[Dataset excerpt]
----------

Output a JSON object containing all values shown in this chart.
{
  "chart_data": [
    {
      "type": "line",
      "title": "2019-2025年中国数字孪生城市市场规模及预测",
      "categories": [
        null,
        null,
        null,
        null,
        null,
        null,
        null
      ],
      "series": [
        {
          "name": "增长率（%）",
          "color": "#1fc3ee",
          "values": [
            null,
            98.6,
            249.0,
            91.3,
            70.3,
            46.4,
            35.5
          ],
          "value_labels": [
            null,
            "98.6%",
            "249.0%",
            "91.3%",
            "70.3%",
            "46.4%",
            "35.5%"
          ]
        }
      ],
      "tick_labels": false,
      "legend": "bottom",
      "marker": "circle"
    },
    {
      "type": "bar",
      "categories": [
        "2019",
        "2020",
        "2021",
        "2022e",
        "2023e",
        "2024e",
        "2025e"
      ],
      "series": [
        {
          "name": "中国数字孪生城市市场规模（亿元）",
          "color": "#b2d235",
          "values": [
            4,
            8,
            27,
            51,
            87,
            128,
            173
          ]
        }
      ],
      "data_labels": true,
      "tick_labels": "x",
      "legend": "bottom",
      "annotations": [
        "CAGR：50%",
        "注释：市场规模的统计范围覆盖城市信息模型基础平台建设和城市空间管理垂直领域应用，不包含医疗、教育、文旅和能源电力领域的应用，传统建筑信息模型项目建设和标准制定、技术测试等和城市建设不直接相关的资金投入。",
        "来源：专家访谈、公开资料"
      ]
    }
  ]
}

----------

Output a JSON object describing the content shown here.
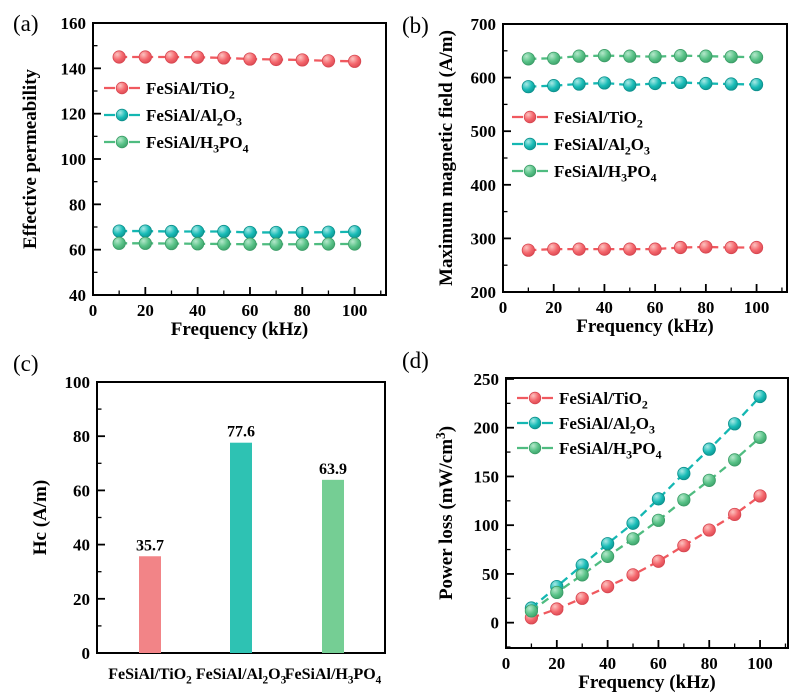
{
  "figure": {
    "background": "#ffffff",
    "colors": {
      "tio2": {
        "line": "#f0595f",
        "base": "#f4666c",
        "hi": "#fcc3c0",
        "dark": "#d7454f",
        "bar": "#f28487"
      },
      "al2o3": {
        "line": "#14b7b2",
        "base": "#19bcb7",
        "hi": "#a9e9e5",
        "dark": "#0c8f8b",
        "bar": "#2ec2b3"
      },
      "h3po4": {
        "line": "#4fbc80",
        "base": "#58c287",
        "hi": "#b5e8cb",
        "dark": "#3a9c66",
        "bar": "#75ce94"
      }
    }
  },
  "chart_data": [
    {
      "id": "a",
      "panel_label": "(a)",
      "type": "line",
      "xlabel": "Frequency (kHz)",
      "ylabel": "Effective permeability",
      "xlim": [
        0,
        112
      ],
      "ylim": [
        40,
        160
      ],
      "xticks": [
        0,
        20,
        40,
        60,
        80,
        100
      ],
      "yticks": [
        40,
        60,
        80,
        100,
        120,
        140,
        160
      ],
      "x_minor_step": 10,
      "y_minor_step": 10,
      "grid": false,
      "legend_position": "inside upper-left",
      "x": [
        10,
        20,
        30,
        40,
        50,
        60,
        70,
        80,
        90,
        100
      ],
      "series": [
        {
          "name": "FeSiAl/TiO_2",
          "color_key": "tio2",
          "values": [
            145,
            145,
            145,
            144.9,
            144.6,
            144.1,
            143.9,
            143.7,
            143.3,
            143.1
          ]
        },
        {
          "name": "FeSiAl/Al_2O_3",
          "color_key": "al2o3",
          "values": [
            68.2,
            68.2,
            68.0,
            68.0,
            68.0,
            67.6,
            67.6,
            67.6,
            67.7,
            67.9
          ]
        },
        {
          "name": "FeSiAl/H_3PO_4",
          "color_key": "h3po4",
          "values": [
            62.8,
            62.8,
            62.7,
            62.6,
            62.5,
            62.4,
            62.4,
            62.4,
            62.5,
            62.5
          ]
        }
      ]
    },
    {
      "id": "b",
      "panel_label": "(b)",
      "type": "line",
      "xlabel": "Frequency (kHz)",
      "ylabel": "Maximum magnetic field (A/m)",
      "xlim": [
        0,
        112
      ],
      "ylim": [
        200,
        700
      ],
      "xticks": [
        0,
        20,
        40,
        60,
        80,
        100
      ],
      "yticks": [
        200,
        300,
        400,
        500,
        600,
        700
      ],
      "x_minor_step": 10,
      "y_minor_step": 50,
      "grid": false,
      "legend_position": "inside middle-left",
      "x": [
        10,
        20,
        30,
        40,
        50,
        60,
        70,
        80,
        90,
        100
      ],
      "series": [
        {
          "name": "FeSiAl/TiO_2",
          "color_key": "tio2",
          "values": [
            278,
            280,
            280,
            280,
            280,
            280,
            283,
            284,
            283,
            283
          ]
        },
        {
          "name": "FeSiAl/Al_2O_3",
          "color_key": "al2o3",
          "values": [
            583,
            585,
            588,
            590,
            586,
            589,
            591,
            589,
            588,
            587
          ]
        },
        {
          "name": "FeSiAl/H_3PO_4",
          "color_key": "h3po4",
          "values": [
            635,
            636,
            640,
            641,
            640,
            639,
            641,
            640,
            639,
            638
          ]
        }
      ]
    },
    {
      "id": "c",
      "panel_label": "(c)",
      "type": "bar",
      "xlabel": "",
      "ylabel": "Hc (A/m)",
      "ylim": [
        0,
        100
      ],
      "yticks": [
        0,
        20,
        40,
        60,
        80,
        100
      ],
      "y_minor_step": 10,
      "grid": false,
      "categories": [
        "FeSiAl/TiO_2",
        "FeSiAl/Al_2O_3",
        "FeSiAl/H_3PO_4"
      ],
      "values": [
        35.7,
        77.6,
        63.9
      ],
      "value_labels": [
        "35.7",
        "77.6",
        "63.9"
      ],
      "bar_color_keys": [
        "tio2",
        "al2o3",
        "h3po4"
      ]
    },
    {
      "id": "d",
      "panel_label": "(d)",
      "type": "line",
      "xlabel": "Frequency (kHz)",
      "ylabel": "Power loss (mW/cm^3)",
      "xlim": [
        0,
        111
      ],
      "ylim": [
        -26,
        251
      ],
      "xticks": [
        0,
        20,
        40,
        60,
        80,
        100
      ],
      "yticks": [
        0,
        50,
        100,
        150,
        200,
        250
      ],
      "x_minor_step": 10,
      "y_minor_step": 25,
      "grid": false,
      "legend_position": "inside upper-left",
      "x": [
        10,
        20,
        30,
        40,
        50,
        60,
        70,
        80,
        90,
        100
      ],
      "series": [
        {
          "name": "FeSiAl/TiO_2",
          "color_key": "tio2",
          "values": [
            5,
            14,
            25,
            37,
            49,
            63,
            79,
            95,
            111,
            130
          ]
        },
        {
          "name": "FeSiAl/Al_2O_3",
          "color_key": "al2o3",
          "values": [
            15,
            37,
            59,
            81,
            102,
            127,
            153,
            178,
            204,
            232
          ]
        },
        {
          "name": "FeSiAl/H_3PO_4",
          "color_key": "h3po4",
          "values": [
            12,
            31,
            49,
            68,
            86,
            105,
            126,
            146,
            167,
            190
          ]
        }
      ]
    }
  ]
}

----------

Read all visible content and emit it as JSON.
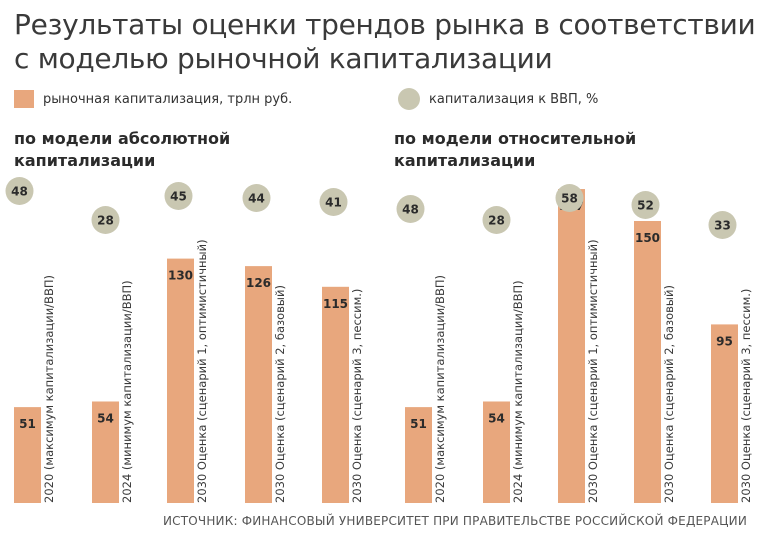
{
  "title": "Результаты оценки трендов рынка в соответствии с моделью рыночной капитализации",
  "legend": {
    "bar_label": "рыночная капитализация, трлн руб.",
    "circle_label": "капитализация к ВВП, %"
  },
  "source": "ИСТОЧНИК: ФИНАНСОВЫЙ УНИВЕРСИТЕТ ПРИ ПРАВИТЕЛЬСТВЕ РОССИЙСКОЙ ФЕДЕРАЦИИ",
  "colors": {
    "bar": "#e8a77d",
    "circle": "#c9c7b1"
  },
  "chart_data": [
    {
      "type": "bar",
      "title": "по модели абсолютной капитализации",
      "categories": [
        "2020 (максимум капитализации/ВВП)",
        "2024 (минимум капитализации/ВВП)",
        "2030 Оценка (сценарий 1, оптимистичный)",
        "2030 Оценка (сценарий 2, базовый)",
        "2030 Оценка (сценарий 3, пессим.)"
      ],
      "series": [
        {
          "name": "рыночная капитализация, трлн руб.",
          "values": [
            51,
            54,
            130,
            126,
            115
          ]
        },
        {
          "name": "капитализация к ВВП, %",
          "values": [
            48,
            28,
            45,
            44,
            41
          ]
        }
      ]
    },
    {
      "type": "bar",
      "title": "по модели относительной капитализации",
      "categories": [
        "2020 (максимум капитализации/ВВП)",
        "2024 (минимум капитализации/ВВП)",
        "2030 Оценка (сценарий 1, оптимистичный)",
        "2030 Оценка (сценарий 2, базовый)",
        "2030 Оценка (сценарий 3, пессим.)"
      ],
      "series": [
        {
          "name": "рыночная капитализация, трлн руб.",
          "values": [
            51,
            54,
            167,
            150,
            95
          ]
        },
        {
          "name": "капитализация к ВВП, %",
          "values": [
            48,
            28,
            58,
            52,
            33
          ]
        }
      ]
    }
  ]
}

----------

## PROBLEM
Report each line in the preceding entries that holds the string "ylabel".

## ANSWER TO THIS PROBLEM
      "ylabel": "Effective permeability",
      "ylabel": "Maximum magnetic field (A/m)",
      "ylabel": "Hc (A/m)",
      "ylabel": "Power loss (mW/cm^3)",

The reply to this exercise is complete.